**What you are asked to do:** Repeat the entire listing exactly.

**Records for processing:**
>> begin

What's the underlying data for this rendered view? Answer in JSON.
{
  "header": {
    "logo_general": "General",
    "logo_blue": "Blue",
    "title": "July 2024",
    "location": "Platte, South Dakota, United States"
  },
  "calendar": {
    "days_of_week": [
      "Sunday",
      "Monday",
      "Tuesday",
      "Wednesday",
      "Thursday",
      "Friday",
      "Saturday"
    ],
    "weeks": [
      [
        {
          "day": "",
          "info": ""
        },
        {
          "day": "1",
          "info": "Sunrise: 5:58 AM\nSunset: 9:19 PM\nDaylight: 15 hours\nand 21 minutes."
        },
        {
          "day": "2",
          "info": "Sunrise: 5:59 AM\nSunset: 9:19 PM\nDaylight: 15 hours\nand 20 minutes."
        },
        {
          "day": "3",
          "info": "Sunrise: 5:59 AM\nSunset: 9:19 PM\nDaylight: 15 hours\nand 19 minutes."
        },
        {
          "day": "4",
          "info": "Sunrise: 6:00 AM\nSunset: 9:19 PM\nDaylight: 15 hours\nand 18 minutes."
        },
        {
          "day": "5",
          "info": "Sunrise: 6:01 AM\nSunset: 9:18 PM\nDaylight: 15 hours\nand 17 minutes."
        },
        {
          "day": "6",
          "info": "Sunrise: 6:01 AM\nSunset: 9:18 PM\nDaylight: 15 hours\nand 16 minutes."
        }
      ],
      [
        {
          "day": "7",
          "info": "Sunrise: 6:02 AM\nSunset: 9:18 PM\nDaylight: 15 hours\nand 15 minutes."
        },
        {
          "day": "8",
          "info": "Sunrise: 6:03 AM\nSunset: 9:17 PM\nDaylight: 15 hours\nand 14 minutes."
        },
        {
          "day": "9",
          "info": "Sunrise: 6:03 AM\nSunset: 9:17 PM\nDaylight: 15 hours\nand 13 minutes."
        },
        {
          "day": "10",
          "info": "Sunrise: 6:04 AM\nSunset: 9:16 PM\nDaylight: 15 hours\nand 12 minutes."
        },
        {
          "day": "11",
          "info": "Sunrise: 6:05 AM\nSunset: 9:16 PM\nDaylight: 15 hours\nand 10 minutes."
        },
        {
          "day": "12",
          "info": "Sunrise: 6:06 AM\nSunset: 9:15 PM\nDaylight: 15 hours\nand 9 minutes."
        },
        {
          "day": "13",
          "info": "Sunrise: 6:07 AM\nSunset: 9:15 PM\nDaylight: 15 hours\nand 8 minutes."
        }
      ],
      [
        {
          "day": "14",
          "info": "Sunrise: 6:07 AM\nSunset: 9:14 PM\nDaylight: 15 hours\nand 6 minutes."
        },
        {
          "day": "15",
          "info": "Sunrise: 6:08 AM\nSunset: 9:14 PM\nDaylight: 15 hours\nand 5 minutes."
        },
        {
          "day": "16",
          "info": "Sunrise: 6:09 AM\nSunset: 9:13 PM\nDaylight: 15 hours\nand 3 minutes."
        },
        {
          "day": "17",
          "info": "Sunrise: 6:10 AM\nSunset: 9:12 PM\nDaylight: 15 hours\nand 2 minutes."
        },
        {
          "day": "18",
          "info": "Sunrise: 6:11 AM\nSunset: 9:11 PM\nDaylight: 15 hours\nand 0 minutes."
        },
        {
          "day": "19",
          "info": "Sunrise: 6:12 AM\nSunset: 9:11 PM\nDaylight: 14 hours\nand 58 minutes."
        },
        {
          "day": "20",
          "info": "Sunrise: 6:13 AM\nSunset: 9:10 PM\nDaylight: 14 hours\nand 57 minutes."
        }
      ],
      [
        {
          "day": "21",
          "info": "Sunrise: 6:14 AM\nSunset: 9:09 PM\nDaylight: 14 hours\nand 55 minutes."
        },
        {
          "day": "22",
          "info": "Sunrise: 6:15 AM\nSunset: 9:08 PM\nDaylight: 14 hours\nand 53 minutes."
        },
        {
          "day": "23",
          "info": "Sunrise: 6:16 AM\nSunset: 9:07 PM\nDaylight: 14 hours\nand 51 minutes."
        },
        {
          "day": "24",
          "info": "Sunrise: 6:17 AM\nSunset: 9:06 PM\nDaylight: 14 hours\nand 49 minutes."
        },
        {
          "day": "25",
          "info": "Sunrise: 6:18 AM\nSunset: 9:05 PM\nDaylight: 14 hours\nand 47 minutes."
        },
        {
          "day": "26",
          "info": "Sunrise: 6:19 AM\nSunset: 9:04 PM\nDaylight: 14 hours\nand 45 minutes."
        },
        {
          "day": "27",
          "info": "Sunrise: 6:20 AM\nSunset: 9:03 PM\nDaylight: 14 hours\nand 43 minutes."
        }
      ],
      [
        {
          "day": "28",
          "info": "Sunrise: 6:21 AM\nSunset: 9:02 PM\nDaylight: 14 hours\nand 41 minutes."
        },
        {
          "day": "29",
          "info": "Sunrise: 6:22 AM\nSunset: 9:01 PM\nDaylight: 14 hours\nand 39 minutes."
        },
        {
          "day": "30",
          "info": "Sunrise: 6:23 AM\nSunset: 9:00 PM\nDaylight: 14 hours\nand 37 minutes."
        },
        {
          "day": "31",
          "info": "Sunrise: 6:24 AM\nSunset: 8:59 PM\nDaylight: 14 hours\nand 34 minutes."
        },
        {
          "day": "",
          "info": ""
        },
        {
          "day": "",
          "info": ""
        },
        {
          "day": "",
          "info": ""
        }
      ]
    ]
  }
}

>> end

**Expected output:**
What's the underlying data for this rendered view? Answer in JSON.
{
  "header": {
    "logo_general": "General",
    "logo_blue": "Blue",
    "title": "July 2024",
    "location": "Platte, South Dakota, United States"
  },
  "calendar": {
    "days_of_week": [
      "Sunday",
      "Monday",
      "Tuesday",
      "Wednesday",
      "Thursday",
      "Friday",
      "Saturday"
    ],
    "weeks": [
      [
        {
          "day": "",
          "info": ""
        },
        {
          "day": "1",
          "info": "Sunrise: 5:58 AM\nSunset: 9:19 PM\nDaylight: 15 hours\nand 21 minutes."
        },
        {
          "day": "2",
          "info": "Sunrise: 5:59 AM\nSunset: 9:19 PM\nDaylight: 15 hours\nand 20 minutes."
        },
        {
          "day": "3",
          "info": "Sunrise: 5:59 AM\nSunset: 9:19 PM\nDaylight: 15 hours\nand 19 minutes."
        },
        {
          "day": "4",
          "info": "Sunrise: 6:00 AM\nSunset: 9:19 PM\nDaylight: 15 hours\nand 18 minutes."
        },
        {
          "day": "5",
          "info": "Sunrise: 6:01 AM\nSunset: 9:18 PM\nDaylight: 15 hours\nand 17 minutes."
        },
        {
          "day": "6",
          "info": "Sunrise: 6:01 AM\nSunset: 9:18 PM\nDaylight: 15 hours\nand 16 minutes."
        }
      ],
      [
        {
          "day": "7",
          "info": "Sunrise: 6:02 AM\nSunset: 9:18 PM\nDaylight: 15 hours\nand 15 minutes."
        },
        {
          "day": "8",
          "info": "Sunrise: 6:03 AM\nSunset: 9:17 PM\nDaylight: 15 hours\nand 14 minutes."
        },
        {
          "day": "9",
          "info": "Sunrise: 6:03 AM\nSunset: 9:17 PM\nDaylight: 15 hours\nand 13 minutes."
        },
        {
          "day": "10",
          "info": "Sunrise: 6:04 AM\nSunset: 9:16 PM\nDaylight: 15 hours\nand 12 minutes."
        },
        {
          "day": "11",
          "info": "Sunrise: 6:05 AM\nSunset: 9:16 PM\nDaylight: 15 hours\nand 10 minutes."
        },
        {
          "day": "12",
          "info": "Sunrise: 6:06 AM\nSunset: 9:15 PM\nDaylight: 15 hours\nand 9 minutes."
        },
        {
          "day": "13",
          "info": "Sunrise: 6:07 AM\nSunset: 9:15 PM\nDaylight: 15 hours\nand 8 minutes."
        }
      ],
      [
        {
          "day": "14",
          "info": "Sunrise: 6:07 AM\nSunset: 9:14 PM\nDaylight: 15 hours\nand 6 minutes."
        },
        {
          "day": "15",
          "info": "Sunrise: 6:08 AM\nSunset: 9:14 PM\nDaylight: 15 hours\nand 5 minutes."
        },
        {
          "day": "16",
          "info": "Sunrise: 6:09 AM\nSunset: 9:13 PM\nDaylight: 15 hours\nand 3 minutes."
        },
        {
          "day": "17",
          "info": "Sunrise: 6:10 AM\nSunset: 9:12 PM\nDaylight: 15 hours\nand 2 minutes."
        },
        {
          "day": "18",
          "info": "Sunrise: 6:11 AM\nSunset: 9:11 PM\nDaylight: 15 hours\nand 0 minutes."
        },
        {
          "day": "19",
          "info": "Sunrise: 6:12 AM\nSunset: 9:11 PM\nDaylight: 14 hours\nand 58 minutes."
        },
        {
          "day": "20",
          "info": "Sunrise: 6:13 AM\nSunset: 9:10 PM\nDaylight: 14 hours\nand 57 minutes."
        }
      ],
      [
        {
          "day": "21",
          "info": "Sunrise: 6:14 AM\nSunset: 9:09 PM\nDaylight: 14 hours\nand 55 minutes."
        },
        {
          "day": "22",
          "info": "Sunrise: 6:15 AM\nSunset: 9:08 PM\nDaylight: 14 hours\nand 53 minutes."
        },
        {
          "day": "23",
          "info": "Sunrise: 6:16 AM\nSunset: 9:07 PM\nDaylight: 14 hours\nand 51 minutes."
        },
        {
          "day": "24",
          "info": "Sunrise: 6:17 AM\nSunset: 9:06 PM\nDaylight: 14 hours\nand 49 minutes."
        },
        {
          "day": "25",
          "info": "Sunrise: 6:18 AM\nSunset: 9:05 PM\nDaylight: 14 hours\nand 47 minutes."
        },
        {
          "day": "26",
          "info": "Sunrise: 6:19 AM\nSunset: 9:04 PM\nDaylight: 14 hours\nand 45 minutes."
        },
        {
          "day": "27",
          "info": "Sunrise: 6:20 AM\nSunset: 9:03 PM\nDaylight: 14 hours\nand 43 minutes."
        }
      ],
      [
        {
          "day": "28",
          "info": "Sunrise: 6:21 AM\nSunset: 9:02 PM\nDaylight: 14 hours\nand 41 minutes."
        },
        {
          "day": "29",
          "info": "Sunrise: 6:22 AM\nSunset: 9:01 PM\nDaylight: 14 hours\nand 39 minutes."
        },
        {
          "day": "30",
          "info": "Sunrise: 6:23 AM\nSunset: 9:00 PM\nDaylight: 14 hours\nand 37 minutes."
        },
        {
          "day": "31",
          "info": "Sunrise: 6:24 AM\nSunset: 8:59 PM\nDaylight: 14 hours\nand 34 minutes."
        },
        {
          "day": "",
          "info": ""
        },
        {
          "day": "",
          "info": ""
        },
        {
          "day": "",
          "info": ""
        }
      ]
    ]
  }
}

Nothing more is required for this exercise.